• Supplied material:
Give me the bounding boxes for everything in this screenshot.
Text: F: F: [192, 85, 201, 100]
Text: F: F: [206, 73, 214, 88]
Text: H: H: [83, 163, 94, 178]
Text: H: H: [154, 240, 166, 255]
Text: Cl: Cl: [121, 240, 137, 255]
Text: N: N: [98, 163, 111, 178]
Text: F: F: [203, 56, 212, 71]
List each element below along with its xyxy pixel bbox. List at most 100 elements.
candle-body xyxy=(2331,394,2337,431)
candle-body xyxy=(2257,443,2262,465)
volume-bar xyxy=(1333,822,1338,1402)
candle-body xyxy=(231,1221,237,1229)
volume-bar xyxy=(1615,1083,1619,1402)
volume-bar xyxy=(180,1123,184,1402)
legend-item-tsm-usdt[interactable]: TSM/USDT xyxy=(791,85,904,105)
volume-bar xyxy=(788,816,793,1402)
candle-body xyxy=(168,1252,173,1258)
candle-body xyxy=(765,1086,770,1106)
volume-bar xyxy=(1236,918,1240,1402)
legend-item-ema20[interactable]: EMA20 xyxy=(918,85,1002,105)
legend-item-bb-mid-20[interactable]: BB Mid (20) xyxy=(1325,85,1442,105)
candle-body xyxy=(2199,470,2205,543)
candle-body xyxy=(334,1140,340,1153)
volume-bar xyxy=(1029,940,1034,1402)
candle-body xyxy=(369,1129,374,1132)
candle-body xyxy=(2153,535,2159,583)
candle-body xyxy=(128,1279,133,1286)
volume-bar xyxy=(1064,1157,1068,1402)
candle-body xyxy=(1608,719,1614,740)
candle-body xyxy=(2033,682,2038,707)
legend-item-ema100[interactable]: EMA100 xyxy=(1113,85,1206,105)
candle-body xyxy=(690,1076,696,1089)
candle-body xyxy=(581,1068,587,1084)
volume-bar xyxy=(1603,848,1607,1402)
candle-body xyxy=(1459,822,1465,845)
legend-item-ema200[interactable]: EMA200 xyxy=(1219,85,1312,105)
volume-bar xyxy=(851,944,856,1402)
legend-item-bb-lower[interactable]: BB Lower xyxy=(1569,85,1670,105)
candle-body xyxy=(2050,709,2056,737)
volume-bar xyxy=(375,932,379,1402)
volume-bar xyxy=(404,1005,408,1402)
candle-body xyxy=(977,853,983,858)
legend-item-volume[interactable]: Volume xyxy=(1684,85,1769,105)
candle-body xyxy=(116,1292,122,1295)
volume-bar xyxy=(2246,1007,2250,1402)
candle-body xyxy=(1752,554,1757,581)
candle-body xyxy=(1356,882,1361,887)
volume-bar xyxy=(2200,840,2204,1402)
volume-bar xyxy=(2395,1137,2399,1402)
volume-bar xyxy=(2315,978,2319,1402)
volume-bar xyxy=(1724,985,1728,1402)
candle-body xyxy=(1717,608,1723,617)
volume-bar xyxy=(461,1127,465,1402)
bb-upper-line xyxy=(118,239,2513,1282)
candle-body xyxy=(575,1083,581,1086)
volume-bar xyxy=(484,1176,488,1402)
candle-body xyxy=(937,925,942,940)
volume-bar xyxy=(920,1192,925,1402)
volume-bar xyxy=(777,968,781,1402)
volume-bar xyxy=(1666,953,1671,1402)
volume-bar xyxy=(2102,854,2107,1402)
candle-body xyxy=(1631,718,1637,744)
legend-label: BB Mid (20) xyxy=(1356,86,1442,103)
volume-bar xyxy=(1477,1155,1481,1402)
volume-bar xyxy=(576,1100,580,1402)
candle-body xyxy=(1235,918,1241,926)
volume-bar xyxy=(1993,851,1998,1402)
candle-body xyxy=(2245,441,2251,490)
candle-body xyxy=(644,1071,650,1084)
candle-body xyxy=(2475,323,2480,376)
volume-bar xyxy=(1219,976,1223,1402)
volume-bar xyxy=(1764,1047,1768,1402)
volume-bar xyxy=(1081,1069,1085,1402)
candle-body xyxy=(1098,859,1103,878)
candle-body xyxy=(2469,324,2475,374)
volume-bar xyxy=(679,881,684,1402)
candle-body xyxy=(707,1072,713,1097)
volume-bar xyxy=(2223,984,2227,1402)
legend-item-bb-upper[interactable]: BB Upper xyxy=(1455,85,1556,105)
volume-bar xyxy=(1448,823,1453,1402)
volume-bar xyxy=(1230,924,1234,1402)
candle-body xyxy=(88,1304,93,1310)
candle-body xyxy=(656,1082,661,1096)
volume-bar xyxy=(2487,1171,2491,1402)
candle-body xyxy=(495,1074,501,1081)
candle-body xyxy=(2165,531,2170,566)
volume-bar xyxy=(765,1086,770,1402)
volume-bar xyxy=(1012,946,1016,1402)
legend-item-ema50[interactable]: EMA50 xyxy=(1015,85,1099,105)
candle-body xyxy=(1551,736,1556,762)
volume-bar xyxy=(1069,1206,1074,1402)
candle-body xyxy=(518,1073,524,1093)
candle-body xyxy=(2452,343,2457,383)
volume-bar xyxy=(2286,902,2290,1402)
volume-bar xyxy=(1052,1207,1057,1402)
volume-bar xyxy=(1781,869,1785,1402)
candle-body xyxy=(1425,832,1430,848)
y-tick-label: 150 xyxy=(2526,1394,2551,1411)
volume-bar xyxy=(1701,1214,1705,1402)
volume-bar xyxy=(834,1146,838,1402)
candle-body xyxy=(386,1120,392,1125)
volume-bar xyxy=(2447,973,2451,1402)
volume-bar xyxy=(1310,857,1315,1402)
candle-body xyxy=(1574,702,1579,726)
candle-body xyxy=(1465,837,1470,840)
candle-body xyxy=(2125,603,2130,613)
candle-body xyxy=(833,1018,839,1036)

• Goal:
Rewrite all of these lines with every "candle-body" changed to "candle-rect" and everything else left as it is.

• Solution:
Give me the bounding boxes for everything in this screenshot.
Text: F: F: [192, 85, 201, 100]
Text: F: F: [206, 73, 214, 88]
Text: H: H: [83, 163, 94, 178]
Text: H: H: [154, 240, 166, 255]
Text: Cl: Cl: [121, 240, 137, 255]
Text: N: N: [98, 163, 111, 178]
Text: F: F: [203, 56, 212, 71]
List each element below along with its xyxy pixel bbox. List at most 100 elements.
candle-rect xyxy=(2331,394,2337,431)
candle-rect xyxy=(2257,443,2262,465)
volume-bar xyxy=(1333,822,1338,1402)
candle-rect xyxy=(231,1221,237,1229)
volume-bar xyxy=(1615,1083,1619,1402)
volume-bar xyxy=(180,1123,184,1402)
legend-item-tsm-usdt[interactable]: TSM/USDT xyxy=(791,85,904,105)
volume-bar xyxy=(788,816,793,1402)
candle-rect xyxy=(168,1252,173,1258)
candle-rect xyxy=(765,1086,770,1106)
volume-bar xyxy=(1236,918,1240,1402)
legend-item-ema20[interactable]: EMA20 xyxy=(918,85,1002,105)
legend-item-bb-mid-20[interactable]: BB Mid (20) xyxy=(1325,85,1442,105)
candle-rect xyxy=(2199,470,2205,543)
candle-rect xyxy=(334,1140,340,1153)
volume-bar xyxy=(1029,940,1034,1402)
candle-rect xyxy=(369,1129,374,1132)
candle-rect xyxy=(2153,535,2159,583)
candle-rect xyxy=(128,1279,133,1286)
volume-bar xyxy=(1064,1157,1068,1402)
candle-rect xyxy=(1608,719,1614,740)
candle-rect xyxy=(2033,682,2038,707)
legend-item-ema100[interactable]: EMA100 xyxy=(1113,85,1206,105)
candle-rect xyxy=(690,1076,696,1089)
candle-rect xyxy=(581,1068,587,1084)
volume-bar xyxy=(1603,848,1607,1402)
candle-rect xyxy=(1459,822,1465,845)
legend-item-ema200[interactable]: EMA200 xyxy=(1219,85,1312,105)
volume-bar xyxy=(851,944,856,1402)
legend-item-bb-lower[interactable]: BB Lower xyxy=(1569,85,1670,105)
candle-rect xyxy=(2050,709,2056,737)
volume-bar xyxy=(375,932,379,1402)
volume-bar xyxy=(404,1005,408,1402)
candle-rect xyxy=(977,853,983,858)
legend-item-volume[interactable]: Volume xyxy=(1684,85,1769,105)
candle-rect xyxy=(116,1292,122,1295)
volume-bar xyxy=(2246,1007,2250,1402)
candle-rect xyxy=(1752,554,1757,581)
candle-rect xyxy=(1356,882,1361,887)
volume-bar xyxy=(2200,840,2204,1402)
volume-bar xyxy=(2395,1137,2399,1402)
volume-bar xyxy=(2315,978,2319,1402)
volume-bar xyxy=(1724,985,1728,1402)
candle-rect xyxy=(1717,608,1723,617)
volume-bar xyxy=(461,1127,465,1402)
bb-upper-line xyxy=(118,239,2513,1282)
candle-rect xyxy=(575,1083,581,1086)
volume-bar xyxy=(484,1176,488,1402)
candle-rect xyxy=(937,925,942,940)
volume-bar xyxy=(920,1192,925,1402)
volume-bar xyxy=(777,968,781,1402)
volume-bar xyxy=(1666,953,1671,1402)
volume-bar xyxy=(2102,854,2107,1402)
candle-rect xyxy=(1631,718,1637,744)
legend-label: BB Mid (20) xyxy=(1356,86,1442,103)
volume-bar xyxy=(1477,1155,1481,1402)
volume-bar xyxy=(576,1100,580,1402)
candle-rect xyxy=(1235,918,1241,926)
volume-bar xyxy=(1993,851,1998,1402)
candle-rect xyxy=(2245,441,2251,490)
candle-rect xyxy=(644,1071,650,1084)
candle-rect xyxy=(2475,323,2480,376)
volume-bar xyxy=(1219,976,1223,1402)
volume-bar xyxy=(1764,1047,1768,1402)
volume-bar xyxy=(1081,1069,1085,1402)
candle-rect xyxy=(1098,859,1103,878)
candle-rect xyxy=(2469,324,2475,374)
volume-bar xyxy=(679,881,684,1402)
candle-rect xyxy=(707,1072,713,1097)
volume-bar xyxy=(2223,984,2227,1402)
legend-item-bb-upper[interactable]: BB Upper xyxy=(1455,85,1556,105)
volume-bar xyxy=(1448,823,1453,1402)
volume-bar xyxy=(1230,924,1234,1402)
candle-rect xyxy=(88,1304,93,1310)
candle-rect xyxy=(656,1082,661,1096)
volume-bar xyxy=(2487,1171,2491,1402)
candle-rect xyxy=(495,1074,501,1081)
candle-rect xyxy=(2165,531,2170,566)
volume-bar xyxy=(765,1086,770,1402)
volume-bar xyxy=(1012,946,1016,1402)
legend-item-ema50[interactable]: EMA50 xyxy=(1015,85,1099,105)
candle-rect xyxy=(1551,736,1556,762)
volume-bar xyxy=(1069,1206,1074,1402)
candle-rect xyxy=(518,1073,524,1093)
candle-rect xyxy=(2452,343,2457,383)
volume-bar xyxy=(2286,902,2290,1402)
volume-bar xyxy=(1052,1207,1057,1402)
volume-bar xyxy=(1781,869,1785,1402)
candle-rect xyxy=(1425,832,1430,848)
y-tick-label: 150 xyxy=(2526,1394,2551,1411)
volume-bar xyxy=(1701,1214,1705,1402)
volume-bar xyxy=(834,1146,838,1402)
candle-rect xyxy=(386,1120,392,1125)
volume-bar xyxy=(2447,973,2451,1402)
volume-bar xyxy=(1310,857,1315,1402)
candle-rect xyxy=(1574,702,1579,726)
candle-rect xyxy=(1465,837,1470,840)
candle-rect xyxy=(2125,603,2130,613)
candle-rect xyxy=(833,1018,839,1036)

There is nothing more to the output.